◆ Task inputs
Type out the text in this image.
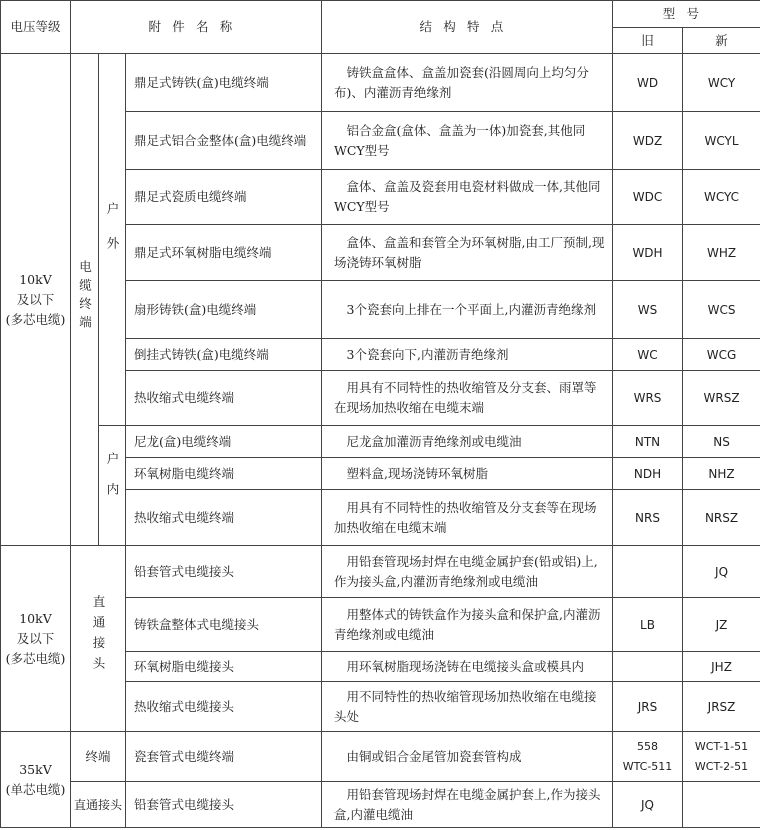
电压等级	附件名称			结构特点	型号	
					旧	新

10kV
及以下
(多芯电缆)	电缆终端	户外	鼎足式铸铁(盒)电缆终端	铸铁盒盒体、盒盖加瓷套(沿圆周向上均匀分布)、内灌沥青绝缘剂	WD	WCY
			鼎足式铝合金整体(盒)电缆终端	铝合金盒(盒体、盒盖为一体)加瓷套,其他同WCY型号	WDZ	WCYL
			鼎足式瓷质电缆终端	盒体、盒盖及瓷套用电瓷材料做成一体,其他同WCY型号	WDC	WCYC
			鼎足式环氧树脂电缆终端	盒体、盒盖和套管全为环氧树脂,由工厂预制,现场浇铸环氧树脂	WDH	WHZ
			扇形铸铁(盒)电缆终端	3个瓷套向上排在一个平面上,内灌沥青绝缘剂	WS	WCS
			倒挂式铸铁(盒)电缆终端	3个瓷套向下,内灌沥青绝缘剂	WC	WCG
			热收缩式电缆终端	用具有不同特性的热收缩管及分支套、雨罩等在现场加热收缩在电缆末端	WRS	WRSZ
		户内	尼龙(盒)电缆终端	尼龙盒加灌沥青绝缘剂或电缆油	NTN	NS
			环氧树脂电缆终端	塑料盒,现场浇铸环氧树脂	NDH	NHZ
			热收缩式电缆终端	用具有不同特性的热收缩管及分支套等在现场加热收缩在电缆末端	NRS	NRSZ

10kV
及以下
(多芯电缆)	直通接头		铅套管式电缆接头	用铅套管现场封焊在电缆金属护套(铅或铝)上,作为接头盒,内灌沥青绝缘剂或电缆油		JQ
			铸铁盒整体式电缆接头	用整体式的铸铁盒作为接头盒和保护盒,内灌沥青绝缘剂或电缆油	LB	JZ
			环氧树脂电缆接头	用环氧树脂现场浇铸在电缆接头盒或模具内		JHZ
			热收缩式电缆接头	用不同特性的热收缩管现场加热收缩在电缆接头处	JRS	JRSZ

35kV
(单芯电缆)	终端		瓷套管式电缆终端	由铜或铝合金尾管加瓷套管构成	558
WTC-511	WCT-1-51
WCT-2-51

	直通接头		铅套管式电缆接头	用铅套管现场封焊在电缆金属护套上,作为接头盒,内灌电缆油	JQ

◆ Instructions to follow
Copy all of the entries verbatim, leaving out any pictures they contain.

◆ Full response
Type out the text in this image.
电压等级	附件名称			结构特点	型号	
					旧	新

10kV
及以下
(多芯电缆)	电缆终端	户外	鼎足式铸铁(盒)电缆终端	铸铁盒盒体、盒盖加瓷套(沿圆周向上均匀分布)、内灌沥青绝缘剂	WD	WCY
			鼎足式铝合金整体(盒)电缆终端	铝合金盒(盒体、盒盖为一体)加瓷套,其他同WCY型号	WDZ	WCYL
			鼎足式瓷质电缆终端	盒体、盒盖及瓷套用电瓷材料做成一体,其他同WCY型号	WDC	WCYC
			鼎足式环氧树脂电缆终端	盒体、盒盖和套管全为环氧树脂,由工厂预制,现场浇铸环氧树脂	WDH	WHZ
			扇形铸铁(盒)电缆终端	3个瓷套向上排在一个平面上,内灌沥青绝缘剂	WS	WCS
			倒挂式铸铁(盒)电缆终端	3个瓷套向下,内灌沥青绝缘剂	WC	WCG
			热收缩式电缆终端	用具有不同特性的热收缩管及分支套、雨罩等在现场加热收缩在电缆末端	WRS	WRSZ
		户内	尼龙(盒)电缆终端	尼龙盒加灌沥青绝缘剂或电缆油	NTN	NS
			环氧树脂电缆终端	塑料盒,现场浇铸环氧树脂	NDH	NHZ
			热收缩式电缆终端	用具有不同特性的热收缩管及分支套等在现场加热收缩在电缆末端	NRS	NRSZ

10kV
及以下
(多芯电缆)	直通接头		铅套管式电缆接头	用铅套管现场封焊在电缆金属护套(铅或铝)上,作为接头盒,内灌沥青绝缘剂或电缆油		JQ
			铸铁盒整体式电缆接头	用整体式的铸铁盒作为接头盒和保护盒,内灌沥青绝缘剂或电缆油	LB	JZ
			环氧树脂电缆接头	用环氧树脂现场浇铸在电缆接头盒或模具内		JHZ
			热收缩式电缆接头	用不同特性的热收缩管现场加热收缩在电缆接头处	JRS	JRSZ

35kV
(单芯电缆)	终端		瓷套管式电缆终端	由铜或铝合金尾管加瓷套管构成	558
WTC-511	WCT-1-51
WCT-2-51

	直通接头		铅套管式电缆接头	用铅套管现场封焊在电缆金属护套上,作为接头盒,内灌电缆油	JQ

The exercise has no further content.